▶ WHAT TO DO: Reproduce exactly the lines from the one containing "Read out every word on this page." through the last line of the records below, both included, and nothing else.
* * * *
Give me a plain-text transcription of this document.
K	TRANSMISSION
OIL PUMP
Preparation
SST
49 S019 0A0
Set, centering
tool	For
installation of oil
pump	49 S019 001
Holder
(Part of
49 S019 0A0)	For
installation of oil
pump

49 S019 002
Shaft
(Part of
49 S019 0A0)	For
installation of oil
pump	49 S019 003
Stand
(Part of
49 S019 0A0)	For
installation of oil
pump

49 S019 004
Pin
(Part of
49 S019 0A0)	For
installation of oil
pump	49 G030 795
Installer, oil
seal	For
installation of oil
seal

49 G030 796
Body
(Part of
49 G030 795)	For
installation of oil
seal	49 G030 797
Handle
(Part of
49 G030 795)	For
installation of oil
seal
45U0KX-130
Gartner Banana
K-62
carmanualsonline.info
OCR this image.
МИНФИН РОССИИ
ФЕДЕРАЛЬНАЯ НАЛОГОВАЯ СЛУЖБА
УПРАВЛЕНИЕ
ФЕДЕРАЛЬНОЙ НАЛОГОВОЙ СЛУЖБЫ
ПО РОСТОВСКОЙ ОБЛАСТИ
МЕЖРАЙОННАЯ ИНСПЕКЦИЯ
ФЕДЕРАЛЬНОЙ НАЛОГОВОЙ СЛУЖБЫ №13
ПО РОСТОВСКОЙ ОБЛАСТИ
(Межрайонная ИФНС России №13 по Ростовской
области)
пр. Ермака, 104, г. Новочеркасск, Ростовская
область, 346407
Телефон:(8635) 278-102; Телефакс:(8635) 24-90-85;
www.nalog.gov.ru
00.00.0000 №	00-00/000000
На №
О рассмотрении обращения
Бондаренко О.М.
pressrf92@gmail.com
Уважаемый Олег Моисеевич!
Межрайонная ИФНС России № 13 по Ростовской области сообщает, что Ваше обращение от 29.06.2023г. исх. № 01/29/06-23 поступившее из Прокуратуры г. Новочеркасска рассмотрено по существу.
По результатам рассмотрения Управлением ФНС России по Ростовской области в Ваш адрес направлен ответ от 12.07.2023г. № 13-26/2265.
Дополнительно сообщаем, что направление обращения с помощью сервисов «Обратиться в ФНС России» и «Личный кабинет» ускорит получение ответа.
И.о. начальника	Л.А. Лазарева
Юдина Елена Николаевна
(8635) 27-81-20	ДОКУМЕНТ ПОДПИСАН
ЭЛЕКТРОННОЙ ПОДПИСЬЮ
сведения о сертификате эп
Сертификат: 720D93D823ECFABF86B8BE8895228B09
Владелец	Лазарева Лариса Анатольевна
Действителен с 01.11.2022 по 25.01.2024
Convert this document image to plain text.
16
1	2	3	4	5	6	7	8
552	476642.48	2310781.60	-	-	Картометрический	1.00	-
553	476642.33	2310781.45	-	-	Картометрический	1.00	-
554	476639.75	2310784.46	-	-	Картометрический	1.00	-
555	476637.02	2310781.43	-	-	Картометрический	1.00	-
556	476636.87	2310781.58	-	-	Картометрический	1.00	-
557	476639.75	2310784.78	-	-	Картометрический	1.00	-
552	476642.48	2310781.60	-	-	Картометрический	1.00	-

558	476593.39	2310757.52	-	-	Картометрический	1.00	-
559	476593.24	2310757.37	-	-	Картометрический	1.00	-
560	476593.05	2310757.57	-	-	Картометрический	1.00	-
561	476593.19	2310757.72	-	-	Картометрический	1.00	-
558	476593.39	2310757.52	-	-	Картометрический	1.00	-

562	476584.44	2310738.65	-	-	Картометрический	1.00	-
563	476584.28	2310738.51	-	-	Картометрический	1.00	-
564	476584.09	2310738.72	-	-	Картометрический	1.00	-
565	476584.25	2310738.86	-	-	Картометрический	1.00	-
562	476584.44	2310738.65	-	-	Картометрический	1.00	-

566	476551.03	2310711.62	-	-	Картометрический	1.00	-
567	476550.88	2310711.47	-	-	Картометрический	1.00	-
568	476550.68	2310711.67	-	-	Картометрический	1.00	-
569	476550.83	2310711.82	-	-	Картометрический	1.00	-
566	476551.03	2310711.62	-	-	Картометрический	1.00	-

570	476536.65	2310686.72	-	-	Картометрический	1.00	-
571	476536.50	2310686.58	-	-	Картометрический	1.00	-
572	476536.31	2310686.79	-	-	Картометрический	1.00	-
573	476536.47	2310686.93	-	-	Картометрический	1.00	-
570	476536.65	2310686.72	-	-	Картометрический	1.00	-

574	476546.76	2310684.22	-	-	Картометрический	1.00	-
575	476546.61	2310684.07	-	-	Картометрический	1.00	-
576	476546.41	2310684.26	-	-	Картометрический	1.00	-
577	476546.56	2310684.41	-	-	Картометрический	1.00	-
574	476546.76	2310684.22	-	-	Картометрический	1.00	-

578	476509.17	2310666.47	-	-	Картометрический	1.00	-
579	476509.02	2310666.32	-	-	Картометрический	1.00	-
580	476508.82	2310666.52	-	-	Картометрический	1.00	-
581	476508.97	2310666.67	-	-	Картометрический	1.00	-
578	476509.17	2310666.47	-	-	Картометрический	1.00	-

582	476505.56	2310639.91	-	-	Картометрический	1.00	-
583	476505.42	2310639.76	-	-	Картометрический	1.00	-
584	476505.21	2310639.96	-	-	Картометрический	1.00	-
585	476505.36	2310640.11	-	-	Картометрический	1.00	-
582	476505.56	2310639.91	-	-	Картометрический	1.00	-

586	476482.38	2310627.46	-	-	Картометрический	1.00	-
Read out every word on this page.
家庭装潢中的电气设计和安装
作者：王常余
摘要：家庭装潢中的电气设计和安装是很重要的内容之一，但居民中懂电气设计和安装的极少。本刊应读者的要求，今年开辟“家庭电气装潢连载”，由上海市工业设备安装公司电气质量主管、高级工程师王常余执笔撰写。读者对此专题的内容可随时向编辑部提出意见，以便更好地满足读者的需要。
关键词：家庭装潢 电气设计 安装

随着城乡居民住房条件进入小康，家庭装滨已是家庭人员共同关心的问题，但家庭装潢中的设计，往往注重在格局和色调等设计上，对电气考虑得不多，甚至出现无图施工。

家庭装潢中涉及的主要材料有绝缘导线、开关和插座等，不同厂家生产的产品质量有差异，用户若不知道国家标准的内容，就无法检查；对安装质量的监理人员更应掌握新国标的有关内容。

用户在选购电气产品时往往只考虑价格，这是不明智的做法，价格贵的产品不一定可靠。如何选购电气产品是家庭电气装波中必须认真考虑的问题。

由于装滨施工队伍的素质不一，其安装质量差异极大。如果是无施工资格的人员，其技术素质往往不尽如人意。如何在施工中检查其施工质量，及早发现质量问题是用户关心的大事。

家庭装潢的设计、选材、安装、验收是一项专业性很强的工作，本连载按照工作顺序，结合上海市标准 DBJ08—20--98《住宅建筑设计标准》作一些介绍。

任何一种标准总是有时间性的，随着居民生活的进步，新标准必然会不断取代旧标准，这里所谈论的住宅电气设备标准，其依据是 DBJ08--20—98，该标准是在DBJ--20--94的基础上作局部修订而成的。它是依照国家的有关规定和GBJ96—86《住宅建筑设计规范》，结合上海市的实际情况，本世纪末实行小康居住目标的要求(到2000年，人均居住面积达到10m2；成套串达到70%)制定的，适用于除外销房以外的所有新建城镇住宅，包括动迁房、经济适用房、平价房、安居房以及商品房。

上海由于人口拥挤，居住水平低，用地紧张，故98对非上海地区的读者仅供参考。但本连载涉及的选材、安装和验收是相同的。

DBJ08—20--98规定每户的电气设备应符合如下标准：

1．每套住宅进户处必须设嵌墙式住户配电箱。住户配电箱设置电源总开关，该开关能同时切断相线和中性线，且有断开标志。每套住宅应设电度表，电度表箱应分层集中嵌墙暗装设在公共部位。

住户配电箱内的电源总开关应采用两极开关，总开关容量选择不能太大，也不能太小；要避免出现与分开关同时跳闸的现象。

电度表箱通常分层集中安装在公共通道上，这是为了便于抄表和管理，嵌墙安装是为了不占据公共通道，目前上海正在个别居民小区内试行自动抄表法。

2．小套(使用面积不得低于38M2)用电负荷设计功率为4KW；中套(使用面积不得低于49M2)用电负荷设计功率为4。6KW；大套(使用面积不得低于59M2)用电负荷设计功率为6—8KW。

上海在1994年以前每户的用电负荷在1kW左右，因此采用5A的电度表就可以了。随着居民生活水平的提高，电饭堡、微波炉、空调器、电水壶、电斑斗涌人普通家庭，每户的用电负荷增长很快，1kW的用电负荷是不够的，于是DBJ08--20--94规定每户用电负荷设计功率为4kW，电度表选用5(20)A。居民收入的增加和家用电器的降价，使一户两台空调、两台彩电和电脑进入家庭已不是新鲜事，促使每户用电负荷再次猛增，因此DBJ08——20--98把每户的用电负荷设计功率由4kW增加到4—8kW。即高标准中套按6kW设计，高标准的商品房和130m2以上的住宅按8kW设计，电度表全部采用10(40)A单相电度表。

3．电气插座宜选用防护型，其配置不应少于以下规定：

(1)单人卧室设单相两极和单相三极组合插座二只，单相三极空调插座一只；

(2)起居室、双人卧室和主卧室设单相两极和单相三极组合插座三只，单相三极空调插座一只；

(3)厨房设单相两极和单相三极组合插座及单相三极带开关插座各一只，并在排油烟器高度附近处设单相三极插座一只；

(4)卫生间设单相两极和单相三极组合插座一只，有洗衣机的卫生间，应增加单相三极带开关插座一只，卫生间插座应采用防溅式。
* * * *
▶ TASK RESULT:
Read out every word on this page.
家庭装潢中的电气设计和安装
作者：王常余
摘要：家庭装潢中的电气设计和安装是很重要的内容之一，但居民中懂电气设计和安装的极少。本刊应读者的要求，今年开辟“家庭电气装潢连载”，由上海市工业设备安装公司电气质量主管、高级工程师王常余执笔撰写。读者对此专题的内容可随时向编辑部提出意见，以便更好地满足读者的需要。
关键词：家庭装潢 电气设计 安装

随着城乡居民住房条件进入小康，家庭装滨已是家庭人员共同关心的问题，但家庭装潢中的设计，往往注重在格局和色调等设计上，对电气考虑得不多，甚至出现无图施工。

家庭装潢中涉及的主要材料有绝缘导线、开关和插座等，不同厂家生产的产品质量有差异，用户若不知道国家标准的内容，就无法检查；对安装质量的监理人员更应掌握新国标的有关内容。

用户在选购电气产品时往往只考虑价格，这是不明智的做法，价格贵的产品不一定可靠。如何选购电气产品是家庭电气装波中必须认真考虑的问题。

由于装滨施工队伍的素质不一，其安装质量差异极大。如果是无施工资格的人员，其技术素质往往不尽如人意。如何在施工中检查其施工质量，及早发现质量问题是用户关心的大事。

家庭装潢的设计、选材、安装、验收是一项专业性很强的工作，本连载按照工作顺序，结合上海市标准 DBJ08—20--98《住宅建筑设计标准》作一些介绍。

任何一种标准总是有时间性的，随着居民生活的进步，新标准必然会不断取代旧标准，这里所谈论的住宅电气设备标准，其依据是 DBJ08--20—98，该标准是在DBJ--20--94的基础上作局部修订而成的。它是依照国家的有关规定和GBJ96—86《住宅建筑设计规范》，结合上海市的实际情况，本世纪末实行小康居住目标的要求(到2000年，人均居住面积达到10m2；成套串达到70%)制定的，适用于除外销房以外的所有新建城镇住宅，包括动迁房、经济适用房、平价房、安居房以及商品房。

上海由于人口拥挤，居住水平低，用地紧张，故98对非上海地区的读者仅供参考。但本连载涉及的选材、安装和验收是相同的。

DBJ08—20--98规定每户的电气设备应符合如下标准：

1．每套住宅进户处必须设嵌墙式住户配电箱。住户配电箱设置电源总开关，该开关能同时切断相线和中性线，且有断开标志。每套住宅应设电度表，电度表箱应分层集中嵌墙暗装设在公共部位。

住户配电箱内的电源总开关应采用两极开关，总开关容量选择不能太大，也不能太小；要避免出现与分开关同时跳闸的现象。

电度表箱通常分层集中安装在公共通道上，这是为了便于抄表和管理，嵌墙安装是为了不占据公共通道，目前上海正在个别居民小区内试行自动抄表法。

2．小套(使用面积不得低于38M2)用电负荷设计功率为4KW；中套(使用面积不得低于49M2)用电负荷设计功率为4。6KW；大套(使用面积不得低于59M2)用电负荷设计功率为6—8KW。

上海在1994年以前每户的用电负荷在1kW左右，因此采用5A的电度表就可以了。随着居民生活水平的提高，电饭堡、微波炉、空调器、电水壶、电斑斗涌人普通家庭，每户的用电负荷增长很快，1kW的用电负荷是不够的，于是DBJ08--20--94规定每户用电负荷设计功率为4kW，电度表选用5(20)A。居民收入的增加和家用电器的降价，使一户两台空调、两台彩电和电脑进入家庭已不是新鲜事，促使每户用电负荷再次猛增，因此DBJ08——20--98把每户的用电负荷设计功率由4kW增加到4—8kW。即高标准中套按6kW设计，高标准的商品房和130m2以上的住宅按8kW设计，电度表全部采用10(40)A单相电度表。

3．电气插座宜选用防护型，其配置不应少于以下规定：

(1)单人卧室设单相两极和单相三极组合插座二只，单相三极空调插座一只；

(2)起居室、双人卧室和主卧室设单相两极和单相三极组合插座三只，单相三极空调插座一只；

(3)厨房设单相两极和单相三极组合插座及单相三极带开关插座各一只，并在排油烟器高度附近处设单相三极插座一只；

(4)卫生间设单相两极和单相三极组合插座一只，有洗衣机的卫生间，应增加单相三极带开关插座一只，卫生间插座应采用防溅式。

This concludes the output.